Your task is to transcribe all of the records exactly and leave out the pictures.

--- DATA TO PROCESS ---

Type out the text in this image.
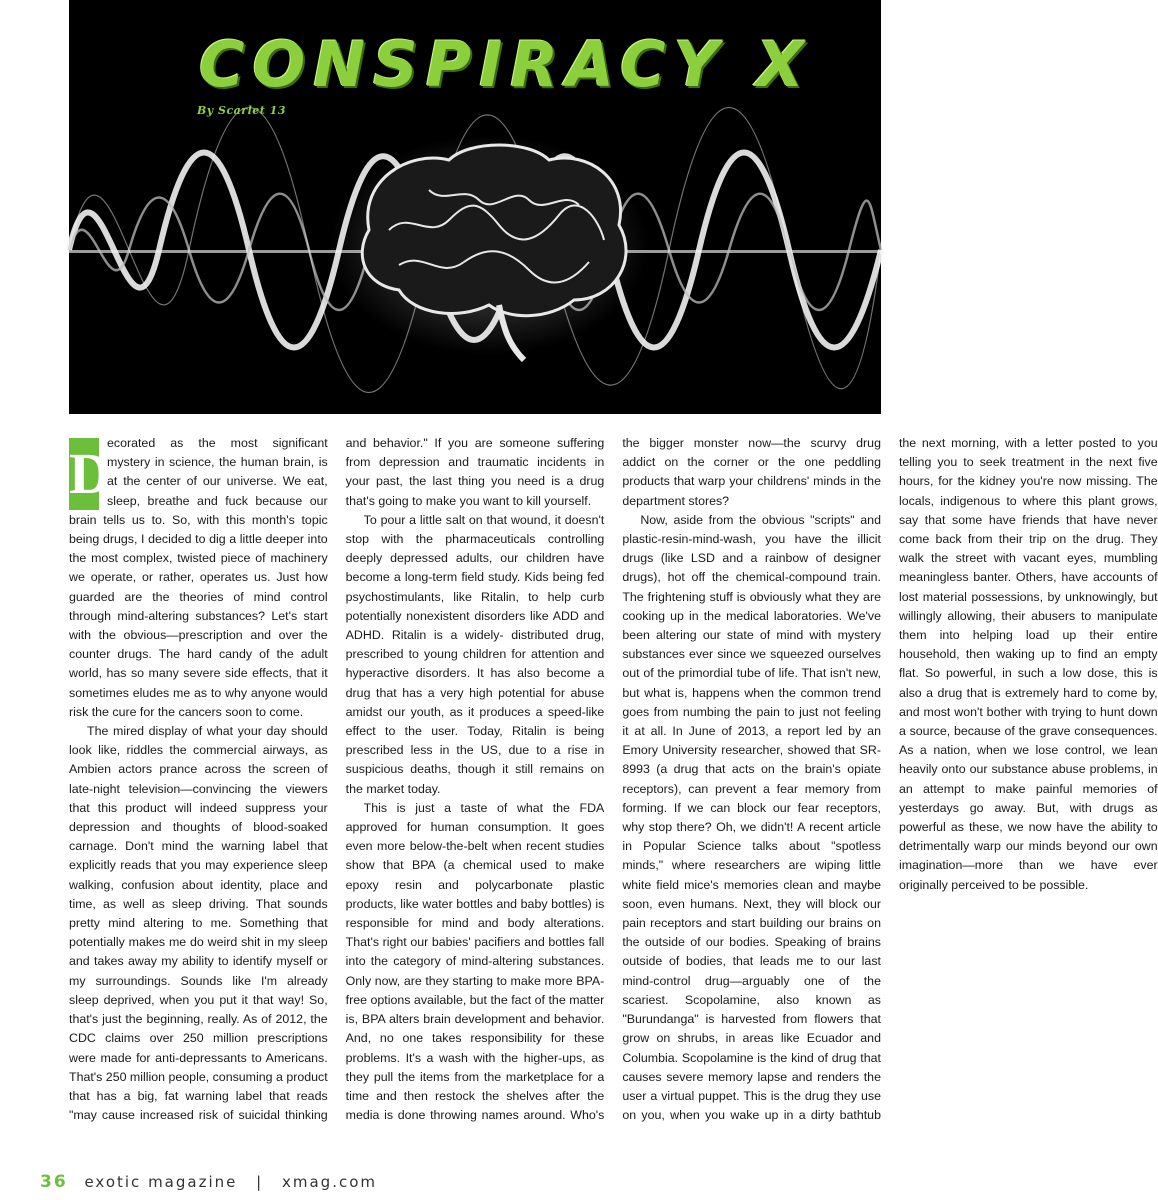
CONSPIRACY X
By Scarlet 13

D
ecorated as the most significant mystery in science, the human brain, is at the center of our universe. We eat, sleep, breathe and fuck because our brain tells us to. So, with this month's topic being drugs, I decided to dig a little deeper into the most complex, twisted piece of machinery we operate, or rather, operates us. Just how guarded are the theories of mind control through mind-altering substances? Let's start with the obvious—prescription and over the counter drugs. The hard candy of the adult world, has so many severe side effects, that it sometimes eludes me as to why anyone would risk the cure for the cancers soon to come.

The mired display of what your day should look like, riddles the commercial airways, as Ambien actors prance across the screen of late-night television—convincing the viewers that this product will indeed suppress your depression and thoughts of blood-soaked carnage. Don't mind the warning label that explicitly reads that you may experience sleep walking, confusion about identity, place and time, as well as sleep driving. That sounds pretty mind altering to me. Something that potentially makes me do weird shit in my sleep and takes away my ability to identify myself or my surroundings. Sounds like I'm already sleep deprived, when you put it that way! So, that's just the beginning, really. As of 2012, the CDC claims over 250 million prescriptions were made for anti-depressants to Americans. That's 250 million people, consuming a product that has a big, fat warning label that reads "may cause increased risk of suicidal thinking and behavior." If you are someone suffering from depression and traumatic incidents in your past, the last thing you need is a drug that's going to make you want to kill yourself.

To pour a little salt on that wound, it doesn't stop with the pharmaceuticals controlling deeply depressed adults, our children have become a long-term field study. Kids being fed psychostimulants, like Ritalin, to help curb potentially nonexistent disorders like ADD and ADHD. Ritalin is a widely- distributed drug, prescribed to young children for attention and hyperactive disorders. It has also become a drug that has a very high potential for abuse amidst our youth, as it produces a speed-like effect to the user. Today, Ritalin is being prescribed less in the US, due to a rise in suspicious deaths, though it still remains on the market today.

This is just a taste of what the FDA approved for human consumption. It goes even more below-the-belt when recent studies show that BPA (a chemical used to make epoxy resin and polycarbonate plastic products, like water bottles and baby bottles) is responsible for mind and body alterations. That's right our babies' pacifiers and bottles fall into the category of mind-altering substances. Only now, are they starting to make more BPA-free options available, but the fact of the matter is, BPA alters brain development and behavior. And, no one takes responsibility for these problems. It's a wash with the higher-ups, as they pull the items from the marketplace for a time and then restock the shelves after the media is done throwing names around. Who's the bigger monster now—the scurvy drug addict on the corner or the one peddling products that warp your childrens' minds in the department stores?

Now, aside from the obvious "scripts" and plastic-resin-mind-wash, you have the illicit drugs (like LSD and a rainbow of designer drugs), hot off the chemical-compound train. The frightening stuff is obviously what they are cooking up in the medical laboratories. We've been altering our state of mind with mystery substances ever since we squeezed ourselves out of the primordial tube of life. That isn't new, but what is, happens when the common trend goes from numbing the pain to just not feeling it at all. In June of 2013, a report led by an Emory University researcher, showed that SR-8993 (a drug that acts on the brain's opiate receptors), can prevent a fear memory from forming. If we can block our fear receptors, why stop there? Oh, we didn't! A recent article in Popular Science talks about "spotless minds," where researchers are wiping little white field mice's memories clean and maybe soon, even humans. Next, they will block our pain receptors and start building our brains on the outside of our bodies. Speaking of brains outside of bodies, that leads me to our last mind-control drug—arguably one of the scariest. Scopolamine, also known as "Burundanga" is harvested from flowers that grow on shrubs, in areas like Ecuador and Columbia. Scopolamine is the kind of drug that causes severe memory lapse and renders the user a virtual puppet. This is the drug they use on you, when you wake up in a dirty bathtub the next morning, with a letter posted to you telling you to seek treatment in the next five hours, for the kidney you're now missing. The locals, indigenous to where this plant grows, say that some have friends that have never come back from their trip on the drug. They walk the street with vacant eyes, mumbling meaningless banter. Others, have accounts of lost material possessions, by unknowingly, but willingly allowing, their abusers to manipulate them into helping load up their entire household, then waking up to find an empty flat. So powerful, in such a low dose, this is also a drug that is extremely hard to come by, and most won't bother with trying to hunt down a source, because of the grave consequences. As a nation, when we lose control, we lean heavily onto our substance abuse problems, in an attempt to make painful memories of yesterdays go away. But, with drugs as powerful as these, we now have the ability to detrimentally warp our minds beyond our own imagination—more than we have ever originally perceived to be possible.

36 exotic magazine | xmag.com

---

■ **OUTPUT BELOW**:
Type out the text in this image.
CONSPIRACY X
By Scarlet 13

D
ecorated as the most significant mystery in science, the human brain, is at the center of our universe. We eat, sleep, breathe and fuck because our brain tells us to. So, with this month's topic being drugs, I decided to dig a little deeper into the most complex, twisted piece of machinery we operate, or rather, operates us. Just how guarded are the theories of mind control through mind-altering substances? Let's start with the obvious—prescription and over the counter drugs. The hard candy of the adult world, has so many severe side effects, that it sometimes eludes me as to why anyone would risk the cure for the cancers soon to come.

The mired display of what your day should look like, riddles the commercial airways, as Ambien actors prance across the screen of late-night television—convincing the viewers that this product will indeed suppress your depression and thoughts of blood-soaked carnage. Don't mind the warning label that explicitly reads that you may experience sleep walking, confusion about identity, place and time, as well as sleep driving. That sounds pretty mind altering to me. Something that potentially makes me do weird shit in my sleep and takes away my ability to identify myself or my surroundings. Sounds like I'm already sleep deprived, when you put it that way! So, that's just the beginning, really. As of 2012, the CDC claims over 250 million prescriptions were made for anti-depressants to Americans. That's 250 million people, consuming a product that has a big, fat warning label that reads "may cause increased risk of suicidal thinking and behavior." If you are someone suffering from depression and traumatic incidents in your past, the last thing you need is a drug that's going to make you want to kill yourself.

To pour a little salt on that wound, it doesn't stop with the pharmaceuticals controlling deeply depressed adults, our children have become a long-term field study. Kids being fed psychostimulants, like Ritalin, to help curb potentially nonexistent disorders like ADD and ADHD. Ritalin is a widely- distributed drug, prescribed to young children for attention and hyperactive disorders. It has also become a drug that has a very high potential for abuse amidst our youth, as it produces a speed-like effect to the user. Today, Ritalin is being prescribed less in the US, due to a rise in suspicious deaths, though it still remains on the market today.

This is just a taste of what the FDA approved for human consumption. It goes even more below-the-belt when recent studies show that BPA (a chemical used to make epoxy resin and polycarbonate plastic products, like water bottles and baby bottles) is responsible for mind and body alterations. That's right our babies' pacifiers and bottles fall into the category of mind-altering substances. Only now, are they starting to make more BPA-free options available, but the fact of the matter is, BPA alters brain development and behavior. And, no one takes responsibility for these problems. It's a wash with the higher-ups, as they pull the items from the marketplace for a time and then restock the shelves after the media is done throwing names around. Who's the bigger monster now—the scurvy drug addict on the corner or the one peddling products that warp your childrens' minds in the department stores?

Now, aside from the obvious "scripts" and plastic-resin-mind-wash, you have the illicit drugs (like LSD and a rainbow of designer drugs), hot off the chemical-compound train. The frightening stuff is obviously what they are cooking up in the medical laboratories. We've been altering our state of mind with mystery substances ever since we squeezed ourselves out of the primordial tube of life. That isn't new, but what is, happens when the common trend goes from numbing the pain to just not feeling it at all. In June of 2013, a report led by an Emory University researcher, showed that SR-8993 (a drug that acts on the brain's opiate receptors), can prevent a fear memory from forming. If we can block our fear receptors, why stop there? Oh, we didn't! A recent article in Popular Science talks about "spotless minds," where researchers are wiping little white field mice's memories clean and maybe soon, even humans. Next, they will block our pain receptors and start building our brains on the outside of our bodies. Speaking of brains outside of bodies, that leads me to our last mind-control drug—arguably one of the scariest. Scopolamine, also known as "Burundanga" is harvested from flowers that grow on shrubs, in areas like Ecuador and Columbia. Scopolamine is the kind of drug that causes severe memory lapse and renders the user a virtual puppet. This is the drug they use on you, when you wake up in a dirty bathtub the next morning, with a letter posted to you telling you to seek treatment in the next five hours, for the kidney you're now missing. The locals, indigenous to where this plant grows, say that some have friends that have never come back from their trip on the drug. They walk the street with vacant eyes, mumbling meaningless banter. Others, have accounts of lost material possessions, by unknowingly, but willingly allowing, their abusers to manipulate them into helping load up their entire household, then waking up to find an empty flat. So powerful, in such a low dose, this is also a drug that is extremely hard to come by, and most won't bother with trying to hunt down a source, because of the grave consequences. As a nation, when we lose control, we lean heavily onto our substance abuse problems, in an attempt to make painful memories of yesterdays go away. But, with drugs as powerful as these, we now have the ability to detrimentally warp our minds beyond our own imagination—more than we have ever originally perceived to be possible.

36 exotic magazine | xmag.com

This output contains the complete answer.